§ **Stated exercise**
Skip the pictures and extract all of the lines exactly as written.

§ **Data in this exercise**
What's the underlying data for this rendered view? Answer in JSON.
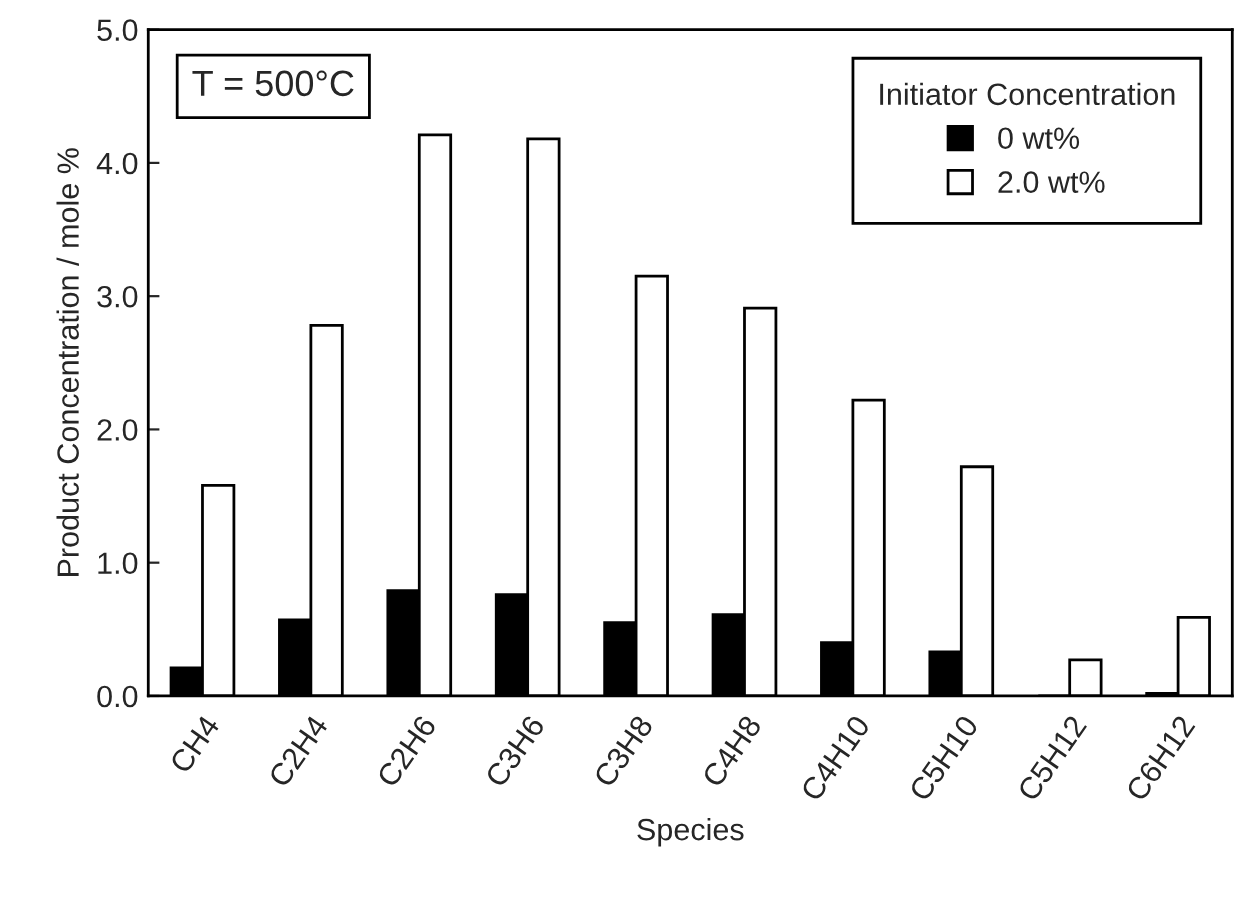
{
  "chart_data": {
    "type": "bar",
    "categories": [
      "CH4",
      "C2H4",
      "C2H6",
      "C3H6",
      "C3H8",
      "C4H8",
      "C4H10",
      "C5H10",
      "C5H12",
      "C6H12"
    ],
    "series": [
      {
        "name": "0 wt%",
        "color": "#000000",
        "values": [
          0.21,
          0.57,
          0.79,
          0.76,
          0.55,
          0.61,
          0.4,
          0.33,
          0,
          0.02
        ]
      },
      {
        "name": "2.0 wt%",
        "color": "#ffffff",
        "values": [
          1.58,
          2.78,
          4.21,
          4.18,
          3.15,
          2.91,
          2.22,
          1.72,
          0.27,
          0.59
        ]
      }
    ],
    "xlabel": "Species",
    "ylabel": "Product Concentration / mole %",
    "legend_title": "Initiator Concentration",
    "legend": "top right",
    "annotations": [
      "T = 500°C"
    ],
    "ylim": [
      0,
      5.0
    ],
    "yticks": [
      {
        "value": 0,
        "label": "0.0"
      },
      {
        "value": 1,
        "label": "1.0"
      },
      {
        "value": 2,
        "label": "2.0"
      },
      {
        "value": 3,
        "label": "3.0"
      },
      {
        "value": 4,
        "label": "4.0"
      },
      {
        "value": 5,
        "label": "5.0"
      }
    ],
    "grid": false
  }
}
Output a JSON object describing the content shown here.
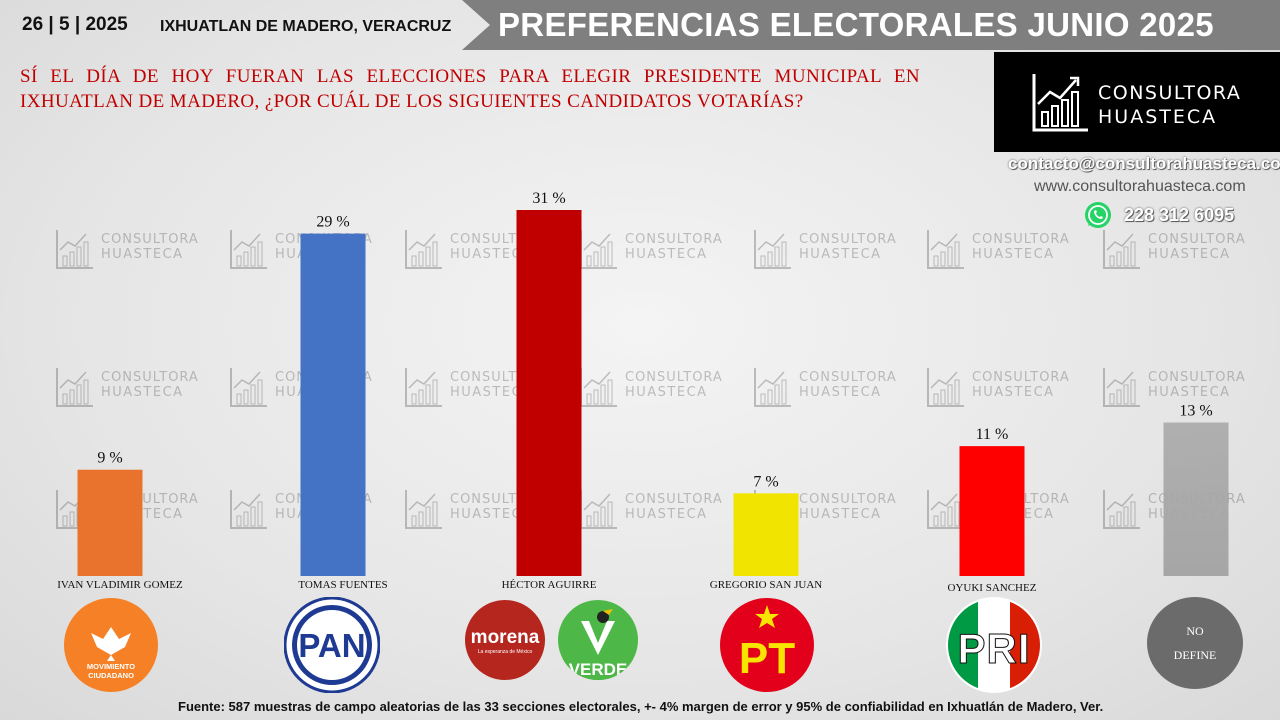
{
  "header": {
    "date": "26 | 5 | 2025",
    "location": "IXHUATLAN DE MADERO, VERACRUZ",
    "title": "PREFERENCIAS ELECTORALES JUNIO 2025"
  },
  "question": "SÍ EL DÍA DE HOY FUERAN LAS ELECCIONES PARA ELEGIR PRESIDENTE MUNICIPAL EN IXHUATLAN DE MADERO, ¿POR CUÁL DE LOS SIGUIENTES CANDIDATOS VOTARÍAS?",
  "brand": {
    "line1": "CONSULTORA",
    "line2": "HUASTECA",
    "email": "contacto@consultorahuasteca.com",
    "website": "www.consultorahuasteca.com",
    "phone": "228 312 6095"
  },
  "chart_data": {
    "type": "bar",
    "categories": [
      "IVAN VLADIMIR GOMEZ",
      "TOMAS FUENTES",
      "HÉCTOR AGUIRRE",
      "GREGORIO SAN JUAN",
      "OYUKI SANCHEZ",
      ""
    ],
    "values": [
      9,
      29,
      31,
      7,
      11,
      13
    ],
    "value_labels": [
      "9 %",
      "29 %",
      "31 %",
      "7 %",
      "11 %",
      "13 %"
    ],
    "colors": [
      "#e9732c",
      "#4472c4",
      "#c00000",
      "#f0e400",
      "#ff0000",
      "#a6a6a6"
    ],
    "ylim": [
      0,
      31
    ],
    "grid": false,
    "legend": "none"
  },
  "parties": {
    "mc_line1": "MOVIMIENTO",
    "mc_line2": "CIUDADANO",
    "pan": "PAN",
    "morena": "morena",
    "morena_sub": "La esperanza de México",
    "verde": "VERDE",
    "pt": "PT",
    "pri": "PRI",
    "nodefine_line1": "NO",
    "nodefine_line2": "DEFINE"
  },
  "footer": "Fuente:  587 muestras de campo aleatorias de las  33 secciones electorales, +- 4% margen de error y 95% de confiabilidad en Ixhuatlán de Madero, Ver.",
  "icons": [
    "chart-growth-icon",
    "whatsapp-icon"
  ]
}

§ **Complete output**
What's the underlying data for this rendered view? Answer in JSON.
{
  "chart_data": {
    "type": "bar",
    "categories": [
      "CH4",
      "C2H4",
      "C2H6",
      "C3H6",
      "C3H8",
      "C4H8",
      "C4H10",
      "C5H10",
      "C5H12",
      "C6H12"
    ],
    "series": [
      {
        "name": "0 wt%",
        "color": "#000000",
        "values": [
          0.21,
          0.57,
          0.79,
          0.76,
          0.55,
          0.61,
          0.4,
          0.33,
          0,
          0.02
        ]
      },
      {
        "name": "2.0 wt%",
        "color": "#ffffff",
        "values": [
          1.58,
          2.78,
          4.21,
          4.18,
          3.15,
          2.91,
          2.22,
          1.72,
          0.27,
          0.59
        ]
      }
    ],
    "xlabel": "Species",
    "ylabel": "Product Concentration / mole %",
    "legend_title": "Initiator Concentration",
    "legend": "top right",
    "annotations": [
      "T = 500°C"
    ],
    "ylim": [
      0,
      5.0
    ],
    "yticks": [
      {
        "value": 0,
        "label": "0.0"
      },
      {
        "value": 1,
        "label": "1.0"
      },
      {
        "value": 2,
        "label": "2.0"
      },
      {
        "value": 3,
        "label": "3.0"
      },
      {
        "value": 4,
        "label": "4.0"
      },
      {
        "value": 5,
        "label": "5.0"
      }
    ],
    "grid": false
  }
}
Output a JSON object describing the content shown here.
{
  "header": {
    "date": "26 | 5 | 2025",
    "location": "IXHUATLAN DE MADERO, VERACRUZ",
    "title": "PREFERENCIAS ELECTORALES JUNIO 2025"
  },
  "question": "SÍ EL DÍA DE HOY FUERAN LAS ELECCIONES PARA ELEGIR PRESIDENTE MUNICIPAL EN IXHUATLAN DE MADERO, ¿POR CUÁL DE LOS SIGUIENTES CANDIDATOS VOTARÍAS?",
  "brand": {
    "line1": "CONSULTORA",
    "line2": "HUASTECA",
    "email": "contacto@consultorahuasteca.com",
    "website": "www.consultorahuasteca.com",
    "phone": "228 312 6095"
  },
  "chart_data": {
    "type": "bar",
    "categories": [
      "IVAN VLADIMIR GOMEZ",
      "TOMAS FUENTES",
      "HÉCTOR AGUIRRE",
      "GREGORIO SAN JUAN",
      "OYUKI SANCHEZ",
      ""
    ],
    "values": [
      9,
      29,
      31,
      7,
      11,
      13
    ],
    "value_labels": [
      "9 %",
      "29 %",
      "31 %",
      "7 %",
      "11 %",
      "13 %"
    ],
    "colors": [
      "#e9732c",
      "#4472c4",
      "#c00000",
      "#f0e400",
      "#ff0000",
      "#a6a6a6"
    ],
    "ylim": [
      0,
      31
    ],
    "grid": false,
    "legend": "none"
  },
  "parties": {
    "mc_line1": "MOVIMIENTO",
    "mc_line2": "CIUDADANO",
    "pan": "PAN",
    "morena": "morena",
    "morena_sub": "La esperanza de México",
    "verde": "VERDE",
    "pt": "PT",
    "pri": "PRI",
    "nodefine_line1": "NO",
    "nodefine_line2": "DEFINE"
  },
  "footer": "Fuente:  587 muestras de campo aleatorias de las  33 secciones electorales, +- 4% margen de error y 95% de confiabilidad en Ixhuatlán de Madero, Ver.",
  "icons": [
    "chart-growth-icon",
    "whatsapp-icon"
  ]
}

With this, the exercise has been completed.